Pick out the lines containing "månad".

══ Records for this exercise ══

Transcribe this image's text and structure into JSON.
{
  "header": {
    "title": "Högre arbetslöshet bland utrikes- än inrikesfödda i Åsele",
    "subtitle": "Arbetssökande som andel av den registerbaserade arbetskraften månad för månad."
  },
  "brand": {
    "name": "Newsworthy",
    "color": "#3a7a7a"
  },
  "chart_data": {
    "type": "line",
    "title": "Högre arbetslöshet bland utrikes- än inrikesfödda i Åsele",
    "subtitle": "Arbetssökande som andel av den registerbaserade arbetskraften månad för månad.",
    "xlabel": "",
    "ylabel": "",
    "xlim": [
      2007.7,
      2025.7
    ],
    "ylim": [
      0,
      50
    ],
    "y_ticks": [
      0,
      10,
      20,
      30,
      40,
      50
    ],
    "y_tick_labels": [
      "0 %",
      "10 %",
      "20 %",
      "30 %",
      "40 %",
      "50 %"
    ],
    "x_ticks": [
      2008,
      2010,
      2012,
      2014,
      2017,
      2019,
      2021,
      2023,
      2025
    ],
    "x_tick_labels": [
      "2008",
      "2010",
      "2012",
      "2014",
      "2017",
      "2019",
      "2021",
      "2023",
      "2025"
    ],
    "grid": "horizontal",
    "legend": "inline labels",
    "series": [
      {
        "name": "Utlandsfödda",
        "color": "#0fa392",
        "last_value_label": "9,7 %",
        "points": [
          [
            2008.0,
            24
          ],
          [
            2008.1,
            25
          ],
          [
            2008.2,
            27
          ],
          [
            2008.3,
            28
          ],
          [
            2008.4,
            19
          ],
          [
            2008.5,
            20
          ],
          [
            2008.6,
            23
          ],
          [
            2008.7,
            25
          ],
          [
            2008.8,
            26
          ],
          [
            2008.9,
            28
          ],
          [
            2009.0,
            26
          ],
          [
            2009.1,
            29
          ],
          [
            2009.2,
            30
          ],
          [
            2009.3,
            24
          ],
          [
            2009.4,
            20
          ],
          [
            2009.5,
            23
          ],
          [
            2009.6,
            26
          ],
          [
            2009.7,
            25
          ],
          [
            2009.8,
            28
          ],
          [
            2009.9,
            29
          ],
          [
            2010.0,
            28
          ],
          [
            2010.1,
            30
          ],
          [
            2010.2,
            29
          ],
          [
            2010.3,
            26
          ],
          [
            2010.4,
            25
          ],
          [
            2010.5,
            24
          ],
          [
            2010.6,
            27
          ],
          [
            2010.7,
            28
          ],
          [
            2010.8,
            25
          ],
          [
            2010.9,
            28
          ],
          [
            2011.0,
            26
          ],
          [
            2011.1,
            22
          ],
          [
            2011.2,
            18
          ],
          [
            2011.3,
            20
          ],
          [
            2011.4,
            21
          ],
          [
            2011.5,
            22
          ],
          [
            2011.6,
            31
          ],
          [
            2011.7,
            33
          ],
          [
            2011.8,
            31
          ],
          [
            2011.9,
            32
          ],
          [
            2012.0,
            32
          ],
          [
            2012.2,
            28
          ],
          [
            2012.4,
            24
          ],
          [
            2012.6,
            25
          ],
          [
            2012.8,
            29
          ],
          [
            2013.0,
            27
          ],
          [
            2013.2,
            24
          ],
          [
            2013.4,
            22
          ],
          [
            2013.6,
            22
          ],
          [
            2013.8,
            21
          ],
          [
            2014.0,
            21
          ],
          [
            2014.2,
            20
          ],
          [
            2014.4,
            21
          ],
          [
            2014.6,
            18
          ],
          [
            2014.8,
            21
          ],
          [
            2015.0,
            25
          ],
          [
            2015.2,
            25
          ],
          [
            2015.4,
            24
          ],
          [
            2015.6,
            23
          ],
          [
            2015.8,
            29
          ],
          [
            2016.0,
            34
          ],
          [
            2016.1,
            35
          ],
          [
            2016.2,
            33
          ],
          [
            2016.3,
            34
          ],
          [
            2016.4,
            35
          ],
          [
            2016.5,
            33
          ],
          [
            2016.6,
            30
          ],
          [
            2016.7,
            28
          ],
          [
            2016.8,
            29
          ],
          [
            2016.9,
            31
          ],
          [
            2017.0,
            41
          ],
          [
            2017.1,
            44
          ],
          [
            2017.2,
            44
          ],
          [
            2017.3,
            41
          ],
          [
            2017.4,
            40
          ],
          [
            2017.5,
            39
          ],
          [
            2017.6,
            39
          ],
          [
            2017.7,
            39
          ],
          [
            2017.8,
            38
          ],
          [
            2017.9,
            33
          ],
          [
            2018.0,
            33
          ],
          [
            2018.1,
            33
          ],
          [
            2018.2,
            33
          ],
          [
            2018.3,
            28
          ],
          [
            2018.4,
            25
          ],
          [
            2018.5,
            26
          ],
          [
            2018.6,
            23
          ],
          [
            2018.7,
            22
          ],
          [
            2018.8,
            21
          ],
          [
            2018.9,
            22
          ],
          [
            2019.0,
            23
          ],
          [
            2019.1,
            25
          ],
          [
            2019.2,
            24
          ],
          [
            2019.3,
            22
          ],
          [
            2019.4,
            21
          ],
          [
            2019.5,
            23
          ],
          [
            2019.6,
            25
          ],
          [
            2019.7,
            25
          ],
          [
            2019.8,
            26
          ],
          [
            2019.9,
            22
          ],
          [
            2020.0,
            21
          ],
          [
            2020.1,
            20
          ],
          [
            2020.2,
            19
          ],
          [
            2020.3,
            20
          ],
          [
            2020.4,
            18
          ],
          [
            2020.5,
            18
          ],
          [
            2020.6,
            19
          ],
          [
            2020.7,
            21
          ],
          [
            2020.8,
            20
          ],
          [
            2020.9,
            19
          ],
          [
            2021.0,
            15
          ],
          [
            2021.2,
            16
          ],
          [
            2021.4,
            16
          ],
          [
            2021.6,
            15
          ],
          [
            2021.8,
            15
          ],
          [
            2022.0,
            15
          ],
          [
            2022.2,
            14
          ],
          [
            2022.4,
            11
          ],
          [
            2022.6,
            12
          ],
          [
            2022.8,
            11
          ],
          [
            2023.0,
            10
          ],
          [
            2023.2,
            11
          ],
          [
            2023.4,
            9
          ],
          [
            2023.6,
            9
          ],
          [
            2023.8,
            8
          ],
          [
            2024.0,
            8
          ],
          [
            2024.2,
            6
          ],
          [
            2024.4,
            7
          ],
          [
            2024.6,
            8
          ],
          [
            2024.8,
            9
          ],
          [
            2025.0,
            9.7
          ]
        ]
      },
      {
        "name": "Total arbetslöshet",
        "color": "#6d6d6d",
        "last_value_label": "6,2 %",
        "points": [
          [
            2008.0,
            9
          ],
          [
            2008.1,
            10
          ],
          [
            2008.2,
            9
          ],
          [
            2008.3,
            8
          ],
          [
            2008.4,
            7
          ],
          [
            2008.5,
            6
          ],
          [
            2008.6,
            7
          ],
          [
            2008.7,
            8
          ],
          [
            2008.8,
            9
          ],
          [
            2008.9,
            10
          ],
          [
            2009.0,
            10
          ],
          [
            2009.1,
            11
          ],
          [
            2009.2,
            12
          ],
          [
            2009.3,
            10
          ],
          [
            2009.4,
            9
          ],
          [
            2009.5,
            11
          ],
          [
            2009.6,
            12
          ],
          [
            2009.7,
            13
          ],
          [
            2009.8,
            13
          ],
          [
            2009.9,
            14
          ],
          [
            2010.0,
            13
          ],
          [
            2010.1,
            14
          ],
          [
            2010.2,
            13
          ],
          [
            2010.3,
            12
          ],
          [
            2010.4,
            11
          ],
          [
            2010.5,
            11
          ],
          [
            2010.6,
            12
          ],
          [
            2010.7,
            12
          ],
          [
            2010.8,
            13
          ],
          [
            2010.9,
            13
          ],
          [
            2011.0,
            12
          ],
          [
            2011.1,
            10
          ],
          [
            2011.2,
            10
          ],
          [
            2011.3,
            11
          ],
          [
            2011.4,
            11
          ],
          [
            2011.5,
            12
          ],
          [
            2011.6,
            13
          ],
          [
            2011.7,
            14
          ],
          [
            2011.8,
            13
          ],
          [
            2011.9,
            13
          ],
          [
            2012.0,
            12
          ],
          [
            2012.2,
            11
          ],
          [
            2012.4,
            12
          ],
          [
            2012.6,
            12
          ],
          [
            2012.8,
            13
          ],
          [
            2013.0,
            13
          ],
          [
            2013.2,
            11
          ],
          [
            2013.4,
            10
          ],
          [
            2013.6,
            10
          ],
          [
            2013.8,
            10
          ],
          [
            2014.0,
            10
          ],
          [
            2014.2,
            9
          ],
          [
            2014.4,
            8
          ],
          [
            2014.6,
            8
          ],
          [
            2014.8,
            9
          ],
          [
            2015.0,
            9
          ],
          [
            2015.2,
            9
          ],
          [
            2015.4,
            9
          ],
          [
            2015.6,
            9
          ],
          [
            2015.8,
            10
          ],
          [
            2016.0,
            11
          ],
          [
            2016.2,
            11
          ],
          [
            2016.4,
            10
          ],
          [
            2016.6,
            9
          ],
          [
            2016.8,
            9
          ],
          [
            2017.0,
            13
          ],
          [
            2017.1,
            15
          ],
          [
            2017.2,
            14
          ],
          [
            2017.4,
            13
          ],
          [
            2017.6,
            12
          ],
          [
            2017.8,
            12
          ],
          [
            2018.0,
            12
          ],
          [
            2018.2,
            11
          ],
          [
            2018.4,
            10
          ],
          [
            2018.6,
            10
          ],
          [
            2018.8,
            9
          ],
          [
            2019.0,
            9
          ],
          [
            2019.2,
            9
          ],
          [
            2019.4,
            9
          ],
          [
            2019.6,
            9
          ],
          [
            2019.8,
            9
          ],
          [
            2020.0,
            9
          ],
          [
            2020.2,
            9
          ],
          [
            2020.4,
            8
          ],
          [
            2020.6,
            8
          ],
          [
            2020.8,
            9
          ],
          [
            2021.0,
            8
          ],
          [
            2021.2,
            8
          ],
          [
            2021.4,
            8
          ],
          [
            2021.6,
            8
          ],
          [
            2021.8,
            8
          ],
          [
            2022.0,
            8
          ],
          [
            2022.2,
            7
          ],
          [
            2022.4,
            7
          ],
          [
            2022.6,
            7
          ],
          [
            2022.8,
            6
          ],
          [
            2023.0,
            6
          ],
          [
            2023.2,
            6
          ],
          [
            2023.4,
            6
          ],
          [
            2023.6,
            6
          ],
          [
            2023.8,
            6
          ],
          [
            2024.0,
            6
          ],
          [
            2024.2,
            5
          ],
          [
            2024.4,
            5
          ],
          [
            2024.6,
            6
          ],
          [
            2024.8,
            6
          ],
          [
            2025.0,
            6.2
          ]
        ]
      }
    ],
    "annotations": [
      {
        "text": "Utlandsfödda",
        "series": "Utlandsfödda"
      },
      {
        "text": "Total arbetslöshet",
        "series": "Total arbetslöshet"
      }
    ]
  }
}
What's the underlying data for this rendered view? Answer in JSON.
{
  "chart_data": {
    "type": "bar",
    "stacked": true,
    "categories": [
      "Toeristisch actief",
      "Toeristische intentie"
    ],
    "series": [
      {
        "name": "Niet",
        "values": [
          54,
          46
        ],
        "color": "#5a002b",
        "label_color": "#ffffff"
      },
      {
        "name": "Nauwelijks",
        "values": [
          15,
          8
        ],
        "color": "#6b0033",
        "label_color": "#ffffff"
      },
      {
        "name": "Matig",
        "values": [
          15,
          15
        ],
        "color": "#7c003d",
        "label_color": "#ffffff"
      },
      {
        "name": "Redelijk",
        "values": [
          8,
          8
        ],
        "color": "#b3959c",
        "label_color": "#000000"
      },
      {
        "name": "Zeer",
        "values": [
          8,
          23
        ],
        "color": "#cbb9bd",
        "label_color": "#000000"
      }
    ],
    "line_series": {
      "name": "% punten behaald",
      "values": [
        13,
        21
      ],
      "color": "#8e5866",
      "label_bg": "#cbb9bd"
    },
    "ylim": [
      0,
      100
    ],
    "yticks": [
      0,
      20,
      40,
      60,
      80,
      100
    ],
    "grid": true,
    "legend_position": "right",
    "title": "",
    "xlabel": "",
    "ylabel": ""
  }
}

═══

- Exercise output:
    "subtitle": "Arbetssökande som andel av den registerbaserade arbetskraften månad för månad."
    "subtitle": "Arbetssökande som andel av den registerbaserade arbetskraften månad för månad.",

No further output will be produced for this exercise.